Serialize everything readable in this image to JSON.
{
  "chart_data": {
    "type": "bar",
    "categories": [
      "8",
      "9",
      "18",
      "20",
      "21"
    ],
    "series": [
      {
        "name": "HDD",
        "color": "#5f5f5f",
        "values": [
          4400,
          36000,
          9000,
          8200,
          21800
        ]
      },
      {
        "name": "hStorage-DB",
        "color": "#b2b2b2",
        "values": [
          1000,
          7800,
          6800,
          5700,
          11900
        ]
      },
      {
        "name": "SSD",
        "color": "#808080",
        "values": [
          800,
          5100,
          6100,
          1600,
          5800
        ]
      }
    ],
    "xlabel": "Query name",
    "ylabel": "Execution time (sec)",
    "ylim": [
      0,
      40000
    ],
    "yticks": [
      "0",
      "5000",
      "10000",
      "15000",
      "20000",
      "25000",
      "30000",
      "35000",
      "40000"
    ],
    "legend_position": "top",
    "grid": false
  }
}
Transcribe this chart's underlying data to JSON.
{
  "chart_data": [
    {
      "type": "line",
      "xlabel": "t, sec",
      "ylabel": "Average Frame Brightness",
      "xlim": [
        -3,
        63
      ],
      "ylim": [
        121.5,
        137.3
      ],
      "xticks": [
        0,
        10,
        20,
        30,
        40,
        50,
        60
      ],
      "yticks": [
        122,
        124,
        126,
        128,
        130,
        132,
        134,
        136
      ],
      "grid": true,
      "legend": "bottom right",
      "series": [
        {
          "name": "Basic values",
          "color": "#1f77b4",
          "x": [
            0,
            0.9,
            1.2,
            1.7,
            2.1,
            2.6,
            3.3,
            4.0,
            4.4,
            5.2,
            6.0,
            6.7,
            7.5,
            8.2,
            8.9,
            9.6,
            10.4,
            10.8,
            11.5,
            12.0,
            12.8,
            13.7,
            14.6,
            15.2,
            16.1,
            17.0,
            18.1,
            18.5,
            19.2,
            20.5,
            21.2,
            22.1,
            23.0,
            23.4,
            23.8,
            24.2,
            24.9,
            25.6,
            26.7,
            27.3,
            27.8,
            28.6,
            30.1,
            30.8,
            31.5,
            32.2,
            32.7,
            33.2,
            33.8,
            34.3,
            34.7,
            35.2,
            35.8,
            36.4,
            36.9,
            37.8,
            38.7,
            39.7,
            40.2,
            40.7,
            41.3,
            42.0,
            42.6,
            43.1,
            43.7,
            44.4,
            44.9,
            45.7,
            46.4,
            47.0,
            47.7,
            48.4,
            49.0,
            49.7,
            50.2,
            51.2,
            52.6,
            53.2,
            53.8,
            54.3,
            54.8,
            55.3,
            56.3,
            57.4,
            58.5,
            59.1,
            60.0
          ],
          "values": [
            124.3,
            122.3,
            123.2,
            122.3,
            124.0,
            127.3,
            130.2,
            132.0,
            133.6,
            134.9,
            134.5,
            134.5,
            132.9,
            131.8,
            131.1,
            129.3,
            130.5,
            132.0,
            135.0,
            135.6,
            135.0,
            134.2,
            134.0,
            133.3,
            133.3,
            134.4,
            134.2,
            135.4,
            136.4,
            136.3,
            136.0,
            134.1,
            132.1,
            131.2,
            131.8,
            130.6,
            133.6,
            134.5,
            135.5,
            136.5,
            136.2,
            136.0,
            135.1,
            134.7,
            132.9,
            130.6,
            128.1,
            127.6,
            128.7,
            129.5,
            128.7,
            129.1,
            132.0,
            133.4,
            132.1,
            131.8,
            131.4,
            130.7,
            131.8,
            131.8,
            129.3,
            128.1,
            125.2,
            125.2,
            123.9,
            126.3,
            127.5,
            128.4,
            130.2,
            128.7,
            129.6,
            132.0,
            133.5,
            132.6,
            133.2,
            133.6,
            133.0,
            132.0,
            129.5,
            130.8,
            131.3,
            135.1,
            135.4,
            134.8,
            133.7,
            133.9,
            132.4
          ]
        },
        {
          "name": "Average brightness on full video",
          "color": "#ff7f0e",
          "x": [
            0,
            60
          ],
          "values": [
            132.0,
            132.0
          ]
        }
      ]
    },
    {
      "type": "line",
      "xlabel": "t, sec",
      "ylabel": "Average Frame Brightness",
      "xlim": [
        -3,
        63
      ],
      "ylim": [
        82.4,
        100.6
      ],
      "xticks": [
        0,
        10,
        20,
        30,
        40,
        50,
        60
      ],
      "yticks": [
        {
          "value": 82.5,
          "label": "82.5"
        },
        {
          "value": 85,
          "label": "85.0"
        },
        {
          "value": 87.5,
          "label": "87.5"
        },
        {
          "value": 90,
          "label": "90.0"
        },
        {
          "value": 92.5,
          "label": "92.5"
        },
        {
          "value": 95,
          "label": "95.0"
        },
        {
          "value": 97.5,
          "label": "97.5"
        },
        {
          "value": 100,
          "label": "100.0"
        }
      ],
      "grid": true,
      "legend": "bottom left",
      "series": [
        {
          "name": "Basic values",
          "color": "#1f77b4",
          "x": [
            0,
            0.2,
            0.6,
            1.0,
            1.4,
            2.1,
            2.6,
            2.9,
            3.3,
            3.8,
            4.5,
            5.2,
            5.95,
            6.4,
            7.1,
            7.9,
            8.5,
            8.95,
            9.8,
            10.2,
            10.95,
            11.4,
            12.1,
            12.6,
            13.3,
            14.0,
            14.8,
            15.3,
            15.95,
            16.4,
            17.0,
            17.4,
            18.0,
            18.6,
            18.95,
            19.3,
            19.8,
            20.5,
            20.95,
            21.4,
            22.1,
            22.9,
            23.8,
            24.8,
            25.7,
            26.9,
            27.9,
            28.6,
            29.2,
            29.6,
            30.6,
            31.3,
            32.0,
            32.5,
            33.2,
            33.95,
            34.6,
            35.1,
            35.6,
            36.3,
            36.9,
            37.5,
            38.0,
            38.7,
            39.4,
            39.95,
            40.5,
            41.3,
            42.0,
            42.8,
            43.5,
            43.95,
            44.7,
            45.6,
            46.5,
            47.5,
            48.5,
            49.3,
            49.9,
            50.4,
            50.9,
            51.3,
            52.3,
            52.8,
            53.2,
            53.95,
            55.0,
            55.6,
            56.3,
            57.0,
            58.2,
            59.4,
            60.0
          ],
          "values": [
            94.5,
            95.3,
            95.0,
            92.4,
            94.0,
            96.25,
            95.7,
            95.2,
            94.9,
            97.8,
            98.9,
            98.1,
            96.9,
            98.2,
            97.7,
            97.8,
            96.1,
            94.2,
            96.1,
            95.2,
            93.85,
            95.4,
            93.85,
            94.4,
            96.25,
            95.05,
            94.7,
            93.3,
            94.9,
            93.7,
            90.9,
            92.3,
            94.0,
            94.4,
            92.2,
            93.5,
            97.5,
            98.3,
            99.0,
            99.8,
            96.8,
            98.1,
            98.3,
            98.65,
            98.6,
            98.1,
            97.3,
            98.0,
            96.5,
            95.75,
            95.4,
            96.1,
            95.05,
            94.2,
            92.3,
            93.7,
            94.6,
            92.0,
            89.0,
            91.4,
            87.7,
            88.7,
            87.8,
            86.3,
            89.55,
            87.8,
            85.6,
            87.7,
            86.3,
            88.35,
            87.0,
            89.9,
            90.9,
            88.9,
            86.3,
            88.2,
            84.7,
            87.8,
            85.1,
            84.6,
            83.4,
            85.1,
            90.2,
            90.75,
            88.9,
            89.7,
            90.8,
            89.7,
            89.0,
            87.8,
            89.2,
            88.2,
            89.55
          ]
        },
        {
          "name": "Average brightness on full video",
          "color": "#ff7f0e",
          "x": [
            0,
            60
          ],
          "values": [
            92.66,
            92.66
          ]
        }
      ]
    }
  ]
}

Request ->
From the records above, extract each line exactly as shown.

Reply to the exercise ->
Serialize everything readable in this image to JSON.
{
  "chart_data": {
    "type": "bar",
    "categories": [
      "8",
      "9",
      "18",
      "20",
      "21"
    ],
    "series": [
      {
        "name": "HDD",
        "color": "#5f5f5f",
        "values": [
          4400,
          36000,
          9000,
          8200,
          21800
        ]
      },
      {
        "name": "hStorage-DB",
        "color": "#b2b2b2",
        "values": [
          1000,
          7800,
          6800,
          5700,
          11900
        ]
      },
      {
        "name": "SSD",
        "color": "#808080",
        "values": [
          800,
          5100,
          6100,
          1600,
          5800
        ]
      }
    ],
    "xlabel": "Query name",
    "ylabel": "Execution time (sec)",
    "ylim": [
      0,
      40000
    ],
    "yticks": [
      "0",
      "5000",
      "10000",
      "15000",
      "20000",
      "25000",
      "30000",
      "35000",
      "40000"
    ],
    "legend_position": "top",
    "grid": false
  }
}
Transcribe this chart's underlying data to JSON.
{
  "chart_data": [
    {
      "type": "line",
      "xlabel": "t, sec",
      "ylabel": "Average Frame Brightness",
      "xlim": [
        -3,
        63
      ],
      "ylim": [
        121.5,
        137.3
      ],
      "xticks": [
        0,
        10,
        20,
        30,
        40,
        50,
        60
      ],
      "yticks": [
        122,
        124,
        126,
        128,
        130,
        132,
        134,
        136
      ],
      "grid": true,
      "legend": "bottom right",
      "series": [
        {
          "name": "Basic values",
          "color": "#1f77b4",
          "x": [
            0,
            0.9,
            1.2,
            1.7,
            2.1,
            2.6,
            3.3,
            4.0,
            4.4,
            5.2,
            6.0,
            6.7,
            7.5,
            8.2,
            8.9,
            9.6,
            10.4,
            10.8,
            11.5,
            12.0,
            12.8,
            13.7,
            14.6,
            15.2,
            16.1,
            17.0,
            18.1,
            18.5,
            19.2,
            20.5,
            21.2,
            22.1,
            23.0,
            23.4,
            23.8,
            24.2,
            24.9,
            25.6,
            26.7,
            27.3,
            27.8,
            28.6,
            30.1,
            30.8,
            31.5,
            32.2,
            32.7,
            33.2,
            33.8,
            34.3,
            34.7,
            35.2,
            35.8,
            36.4,
            36.9,
            37.8,
            38.7,
            39.7,
            40.2,
            40.7,
            41.3,
            42.0,
            42.6,
            43.1,
            43.7,
            44.4,
            44.9,
            45.7,
            46.4,
            47.0,
            47.7,
            48.4,
            49.0,
            49.7,
            50.2,
            51.2,
            52.6,
            53.2,
            53.8,
            54.3,
            54.8,
            55.3,
            56.3,
            57.4,
            58.5,
            59.1,
            60.0
          ],
          "values": [
            124.3,
            122.3,
            123.2,
            122.3,
            124.0,
            127.3,
            130.2,
            132.0,
            133.6,
            134.9,
            134.5,
            134.5,
            132.9,
            131.8,
            131.1,
            129.3,
            130.5,
            132.0,
            135.0,
            135.6,
            135.0,
            134.2,
            134.0,
            133.3,
            133.3,
            134.4,
            134.2,
            135.4,
            136.4,
            136.3,
            136.0,
            134.1,
            132.1,
            131.2,
            131.8,
            130.6,
            133.6,
            134.5,
            135.5,
            136.5,
            136.2,
            136.0,
            135.1,
            134.7,
            132.9,
            130.6,
            128.1,
            127.6,
            128.7,
            129.5,
            128.7,
            129.1,
            132.0,
            133.4,
            132.1,
            131.8,
            131.4,
            130.7,
            131.8,
            131.8,
            129.3,
            128.1,
            125.2,
            125.2,
            123.9,
            126.3,
            127.5,
            128.4,
            130.2,
            128.7,
            129.6,
            132.0,
            133.5,
            132.6,
            133.2,
            133.6,
            133.0,
            132.0,
            129.5,
            130.8,
            131.3,
            135.1,
            135.4,
            134.8,
            133.7,
            133.9,
            132.4
          ]
        },
        {
          "name": "Average brightness on full video",
          "color": "#ff7f0e",
          "x": [
            0,
            60
          ],
          "values": [
            132.0,
            132.0
          ]
        }
      ]
    },
    {
      "type": "line",
      "xlabel": "t, sec",
      "ylabel": "Average Frame Brightness",
      "xlim": [
        -3,
        63
      ],
      "ylim": [
        82.4,
        100.6
      ],
      "xticks": [
        0,
        10,
        20,
        30,
        40,
        50,
        60
      ],
      "yticks": [
        {
          "value": 82.5,
          "label": "82.5"
        },
        {
          "value": 85,
          "label": "85.0"
        },
        {
          "value": 87.5,
          "label": "87.5"
        },
        {
          "value": 90,
          "label": "90.0"
        },
        {
          "value": 92.5,
          "label": "92.5"
        },
        {
          "value": 95,
          "label": "95.0"
        },
        {
          "value": 97.5,
          "label": "97.5"
        },
        {
          "value": 100,
          "label": "100.0"
        }
      ],
      "grid": true,
      "legend": "bottom left",
      "series": [
        {
          "name": "Basic values",
          "color": "#1f77b4",
          "x": [
            0,
            0.2,
            0.6,
            1.0,
            1.4,
            2.1,
            2.6,
            2.9,
            3.3,
            3.8,
            4.5,
            5.2,
            5.95,
            6.4,
            7.1,
            7.9,
            8.5,
            8.95,
            9.8,
            10.2,
            10.95,
            11.4,
            12.1,
            12.6,
            13.3,
            14.0,
            14.8,
            15.3,
            15.95,
            16.4,
            17.0,
            17.4,
            18.0,
            18.6,
            18.95,
            19.3,
            19.8,
            20.5,
            20.95,
            21.4,
            22.1,
            22.9,
            23.8,
            24.8,
            25.7,
            26.9,
            27.9,
            28.6,
            29.2,
            29.6,
            30.6,
            31.3,
            32.0,
            32.5,
            33.2,
            33.95,
            34.6,
            35.1,
            35.6,
            36.3,
            36.9,
            37.5,
            38.0,
            38.7,
            39.4,
            39.95,
            40.5,
            41.3,
            42.0,
            42.8,
            43.5,
            43.95,
            44.7,
            45.6,
            46.5,
            47.5,
            48.5,
            49.3,
            49.9,
            50.4,
            50.9,
            51.3,
            52.3,
            52.8,
            53.2,
            53.95,
            55.0,
            55.6,
            56.3,
            57.0,
            58.2,
            59.4,
            60.0
          ],
          "values": [
            94.5,
            95.3,
            95.0,
            92.4,
            94.0,
            96.25,
            95.7,
            95.2,
            94.9,
            97.8,
            98.9,
            98.1,
            96.9,
            98.2,
            97.7,
            97.8,
            96.1,
            94.2,
            96.1,
            95.2,
            93.85,
            95.4,
            93.85,
            94.4,
            96.25,
            95.05,
            94.7,
            93.3,
            94.9,
            93.7,
            90.9,
            92.3,
            94.0,
            94.4,
            92.2,
            93.5,
            97.5,
            98.3,
            99.0,
            99.8,
            96.8,
            98.1,
            98.3,
            98.65,
            98.6,
            98.1,
            97.3,
            98.0,
            96.5,
            95.75,
            95.4,
            96.1,
            95.05,
            94.2,
            92.3,
            93.7,
            94.6,
            92.0,
            89.0,
            91.4,
            87.7,
            88.7,
            87.8,
            86.3,
            89.55,
            87.8,
            85.6,
            87.7,
            86.3,
            88.35,
            87.0,
            89.9,
            90.9,
            88.9,
            86.3,
            88.2,
            84.7,
            87.8,
            85.1,
            84.6,
            83.4,
            85.1,
            90.2,
            90.75,
            88.9,
            89.7,
            90.8,
            89.7,
            89.0,
            87.8,
            89.2,
            88.2,
            89.55
          ]
        },
        {
          "name": "Average brightness on full video",
          "color": "#ff7f0e",
          "x": [
            0,
            60
          ],
          "values": [
            92.66,
            92.66
          ]
        }
      ]
    }
  ]
}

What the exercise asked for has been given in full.